Per questo, Chiara Suanno, assieme ad altri vincitori e vincitrici del bando Marie Curie, ha scritto una lettera pubblica aperta contro l’emendamento Occhiuto-Cattaneo del Dl Pnrr Scuola, che da ieri è diventato legge. Nel mirino dei ricercatori c’è l’introduzione di due nuove figure contrattuali: l’incarico di ricerca e l’incarico post-doc, presentate dal governo proprio come una risposta alle esigenze dei vincitori Marie Curie, ma ritenute da questi ultimi strumenti di ulteriore precarizzazione. «Hanno reintrodotto figure fortemente precarie per pagarci poco o niente», hanno denunciato ieri i ricercatori in protesta davanti a Montecitorio con maschere bianche in volto e un cartellone firmato da oltre 2mila docenti, assegnisti di ricerca e ricercatori.

Il nodo della denuncia della ricercatrice
«Abbiamo vinto un bando europeo prestigioso, molto selettivo, e pensavamo fosse l’inizio di un percorso verso una posizione stabile. Invece per via del definanziamento statale le università ci hanno potuto offrire solo altri contratti temporanei, e intanto il Ministero usa il problema della contrattualizzazione delle Marie Curie per introdurre nuove forme di precariato», afferma Suanno. La ricercatrice si riferisce all’emendamento Occhiuto, ideato dal governo per compensare l’abolizione dell’assegno di ricerca, che in Italia era finora lo strumento principale per inquadrare i giovani ricercatori.
+ + + + + + +
ISTRUZIONI :: Puoi ricopiare parola per parola il brano sull'emendamento Occhiuto, da «Il nodo della» a «i giovani ricercatori.»?

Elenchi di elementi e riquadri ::
+ + + + + + +
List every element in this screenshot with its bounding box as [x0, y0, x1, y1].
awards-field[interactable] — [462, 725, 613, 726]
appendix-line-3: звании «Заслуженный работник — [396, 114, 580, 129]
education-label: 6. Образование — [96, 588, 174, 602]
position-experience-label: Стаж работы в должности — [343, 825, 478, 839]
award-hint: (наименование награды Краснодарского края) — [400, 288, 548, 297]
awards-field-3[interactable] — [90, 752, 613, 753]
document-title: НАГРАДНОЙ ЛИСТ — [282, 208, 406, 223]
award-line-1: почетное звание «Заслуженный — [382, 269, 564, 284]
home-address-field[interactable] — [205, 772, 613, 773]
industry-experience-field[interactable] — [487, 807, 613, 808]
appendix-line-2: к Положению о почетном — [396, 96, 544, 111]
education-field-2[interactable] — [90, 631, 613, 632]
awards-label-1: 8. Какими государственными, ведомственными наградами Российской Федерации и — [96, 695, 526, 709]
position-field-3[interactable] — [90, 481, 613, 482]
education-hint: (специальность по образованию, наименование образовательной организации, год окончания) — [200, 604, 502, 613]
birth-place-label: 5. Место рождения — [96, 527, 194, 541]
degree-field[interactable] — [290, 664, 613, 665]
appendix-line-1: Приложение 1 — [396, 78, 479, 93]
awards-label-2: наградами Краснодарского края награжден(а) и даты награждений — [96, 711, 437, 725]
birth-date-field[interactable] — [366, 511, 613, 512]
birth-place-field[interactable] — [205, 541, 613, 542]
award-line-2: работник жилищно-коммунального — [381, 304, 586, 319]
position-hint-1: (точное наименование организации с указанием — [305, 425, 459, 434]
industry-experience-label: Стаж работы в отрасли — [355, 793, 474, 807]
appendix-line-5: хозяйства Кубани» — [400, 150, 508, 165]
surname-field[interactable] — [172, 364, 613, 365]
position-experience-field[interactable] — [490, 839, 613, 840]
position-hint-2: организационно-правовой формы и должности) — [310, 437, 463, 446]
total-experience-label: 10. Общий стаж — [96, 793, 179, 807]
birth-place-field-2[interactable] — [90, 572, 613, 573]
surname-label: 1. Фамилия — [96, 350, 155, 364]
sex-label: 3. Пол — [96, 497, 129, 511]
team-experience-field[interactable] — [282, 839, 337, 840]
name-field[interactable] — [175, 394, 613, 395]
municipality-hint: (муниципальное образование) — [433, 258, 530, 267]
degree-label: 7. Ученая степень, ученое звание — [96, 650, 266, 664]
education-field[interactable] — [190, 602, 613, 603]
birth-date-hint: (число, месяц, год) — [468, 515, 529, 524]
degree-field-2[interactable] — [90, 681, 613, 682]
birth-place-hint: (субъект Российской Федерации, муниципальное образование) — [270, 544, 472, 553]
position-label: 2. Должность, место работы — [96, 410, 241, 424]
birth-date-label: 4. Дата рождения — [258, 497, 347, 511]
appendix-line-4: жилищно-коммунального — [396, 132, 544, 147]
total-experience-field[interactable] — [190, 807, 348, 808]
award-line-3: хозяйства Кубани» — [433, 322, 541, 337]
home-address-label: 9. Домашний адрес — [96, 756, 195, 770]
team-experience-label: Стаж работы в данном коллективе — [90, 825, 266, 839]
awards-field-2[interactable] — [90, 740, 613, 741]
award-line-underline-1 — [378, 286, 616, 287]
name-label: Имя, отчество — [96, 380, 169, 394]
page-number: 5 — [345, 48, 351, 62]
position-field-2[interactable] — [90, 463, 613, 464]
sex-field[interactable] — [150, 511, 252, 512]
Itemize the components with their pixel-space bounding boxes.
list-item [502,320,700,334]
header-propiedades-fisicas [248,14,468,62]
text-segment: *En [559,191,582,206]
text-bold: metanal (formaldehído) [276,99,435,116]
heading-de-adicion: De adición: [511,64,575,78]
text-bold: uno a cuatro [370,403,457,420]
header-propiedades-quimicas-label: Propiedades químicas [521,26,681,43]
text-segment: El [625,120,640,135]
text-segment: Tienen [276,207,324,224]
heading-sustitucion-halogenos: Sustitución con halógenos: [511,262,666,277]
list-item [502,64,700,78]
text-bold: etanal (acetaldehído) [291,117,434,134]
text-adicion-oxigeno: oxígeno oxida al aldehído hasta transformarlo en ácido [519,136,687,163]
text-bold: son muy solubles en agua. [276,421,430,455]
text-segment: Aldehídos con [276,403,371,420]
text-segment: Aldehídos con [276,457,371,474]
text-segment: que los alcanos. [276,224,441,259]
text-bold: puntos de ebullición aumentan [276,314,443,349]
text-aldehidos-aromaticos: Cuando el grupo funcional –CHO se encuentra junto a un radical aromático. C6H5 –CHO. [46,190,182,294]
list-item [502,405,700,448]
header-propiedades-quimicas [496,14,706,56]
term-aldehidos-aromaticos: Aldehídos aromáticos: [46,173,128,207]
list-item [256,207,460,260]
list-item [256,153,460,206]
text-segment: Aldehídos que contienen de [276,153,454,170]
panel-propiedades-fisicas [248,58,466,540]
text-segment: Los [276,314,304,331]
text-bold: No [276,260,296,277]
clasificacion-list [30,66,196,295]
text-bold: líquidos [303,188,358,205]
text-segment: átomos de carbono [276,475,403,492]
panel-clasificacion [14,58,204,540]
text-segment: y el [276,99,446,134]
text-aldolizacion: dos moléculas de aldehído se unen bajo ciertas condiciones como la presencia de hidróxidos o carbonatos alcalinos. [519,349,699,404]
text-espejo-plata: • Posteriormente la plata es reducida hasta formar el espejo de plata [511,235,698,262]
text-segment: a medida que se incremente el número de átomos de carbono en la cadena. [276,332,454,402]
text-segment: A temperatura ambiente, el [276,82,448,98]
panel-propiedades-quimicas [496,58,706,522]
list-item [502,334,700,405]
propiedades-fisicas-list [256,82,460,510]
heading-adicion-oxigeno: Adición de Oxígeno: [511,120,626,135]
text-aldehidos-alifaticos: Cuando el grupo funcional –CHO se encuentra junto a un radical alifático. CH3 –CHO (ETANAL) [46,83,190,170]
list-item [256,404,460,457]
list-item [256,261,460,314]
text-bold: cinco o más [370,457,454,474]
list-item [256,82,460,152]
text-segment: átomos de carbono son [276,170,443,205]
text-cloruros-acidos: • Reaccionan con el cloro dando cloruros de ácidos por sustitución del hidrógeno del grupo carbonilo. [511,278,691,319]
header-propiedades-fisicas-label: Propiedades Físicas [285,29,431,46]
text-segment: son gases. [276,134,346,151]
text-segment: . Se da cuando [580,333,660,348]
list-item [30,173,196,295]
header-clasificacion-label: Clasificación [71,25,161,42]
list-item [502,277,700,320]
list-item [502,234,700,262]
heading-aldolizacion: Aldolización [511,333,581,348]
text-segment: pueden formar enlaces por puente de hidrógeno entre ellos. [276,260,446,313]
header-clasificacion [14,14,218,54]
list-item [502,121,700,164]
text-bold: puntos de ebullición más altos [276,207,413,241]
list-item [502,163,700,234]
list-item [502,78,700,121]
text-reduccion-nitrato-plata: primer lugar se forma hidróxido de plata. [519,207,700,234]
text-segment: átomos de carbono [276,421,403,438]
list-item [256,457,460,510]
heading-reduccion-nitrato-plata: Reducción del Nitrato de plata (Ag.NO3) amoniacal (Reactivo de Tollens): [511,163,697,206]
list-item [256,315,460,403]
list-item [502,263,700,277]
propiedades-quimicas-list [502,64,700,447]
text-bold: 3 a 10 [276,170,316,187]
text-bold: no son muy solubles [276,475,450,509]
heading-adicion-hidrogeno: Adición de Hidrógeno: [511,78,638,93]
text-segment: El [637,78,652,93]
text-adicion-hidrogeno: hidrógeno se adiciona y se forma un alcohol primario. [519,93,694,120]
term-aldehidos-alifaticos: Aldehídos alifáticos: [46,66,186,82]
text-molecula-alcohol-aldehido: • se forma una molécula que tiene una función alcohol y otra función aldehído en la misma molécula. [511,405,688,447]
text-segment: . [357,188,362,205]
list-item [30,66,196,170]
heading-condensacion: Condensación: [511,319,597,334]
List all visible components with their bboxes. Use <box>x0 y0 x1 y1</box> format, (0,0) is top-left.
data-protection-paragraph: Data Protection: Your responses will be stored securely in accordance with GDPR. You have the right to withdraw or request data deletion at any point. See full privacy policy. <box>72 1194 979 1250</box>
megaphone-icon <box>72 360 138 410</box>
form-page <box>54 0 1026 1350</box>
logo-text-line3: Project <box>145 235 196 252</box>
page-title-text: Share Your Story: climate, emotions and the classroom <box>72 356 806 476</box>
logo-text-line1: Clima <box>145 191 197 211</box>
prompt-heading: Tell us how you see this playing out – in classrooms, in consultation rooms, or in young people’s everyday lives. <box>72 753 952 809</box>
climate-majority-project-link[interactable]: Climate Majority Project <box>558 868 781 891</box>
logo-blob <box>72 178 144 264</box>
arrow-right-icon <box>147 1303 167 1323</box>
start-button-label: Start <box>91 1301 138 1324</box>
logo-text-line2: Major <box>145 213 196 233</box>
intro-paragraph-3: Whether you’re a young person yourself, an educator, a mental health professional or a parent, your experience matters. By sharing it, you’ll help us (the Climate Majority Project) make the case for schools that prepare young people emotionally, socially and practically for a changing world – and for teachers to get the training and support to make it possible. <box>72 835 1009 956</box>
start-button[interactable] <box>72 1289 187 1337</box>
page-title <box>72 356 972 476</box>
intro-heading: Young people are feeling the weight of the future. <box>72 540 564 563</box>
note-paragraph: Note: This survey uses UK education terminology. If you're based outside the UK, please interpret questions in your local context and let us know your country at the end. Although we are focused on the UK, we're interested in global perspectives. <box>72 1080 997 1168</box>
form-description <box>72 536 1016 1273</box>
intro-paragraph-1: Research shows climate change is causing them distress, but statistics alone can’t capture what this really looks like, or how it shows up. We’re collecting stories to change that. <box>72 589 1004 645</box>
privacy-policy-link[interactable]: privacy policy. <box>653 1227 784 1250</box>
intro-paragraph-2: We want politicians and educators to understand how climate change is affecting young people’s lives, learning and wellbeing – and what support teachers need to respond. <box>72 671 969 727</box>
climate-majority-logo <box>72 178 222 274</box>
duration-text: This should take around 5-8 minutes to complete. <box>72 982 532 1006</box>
+ + + + + + +
RISPOSTA ATTESA ::
Il nodo della denuncia della ricercatrice
«Abbiamo vinto un bando europeo prestigioso, molto selettivo, e pensavamo fosse l’inizio di un percorso verso una posizione stabile. Invece per via del definanziamento statale le università ci hanno potuto offrire solo altri contratti temporanei, e intanto il Ministero usa il problema della contrattualizzazione delle Marie Curie per introdurre nuove forme di precariato», afferma Suanno. La ricercatrice si riferisce all’emendamento Occhiuto, ideato dal governo per compensare l’abolizione dell’assegno di ricerca, che in Italia era finora lo strumento principale per inquadrare i giovani ricercatori.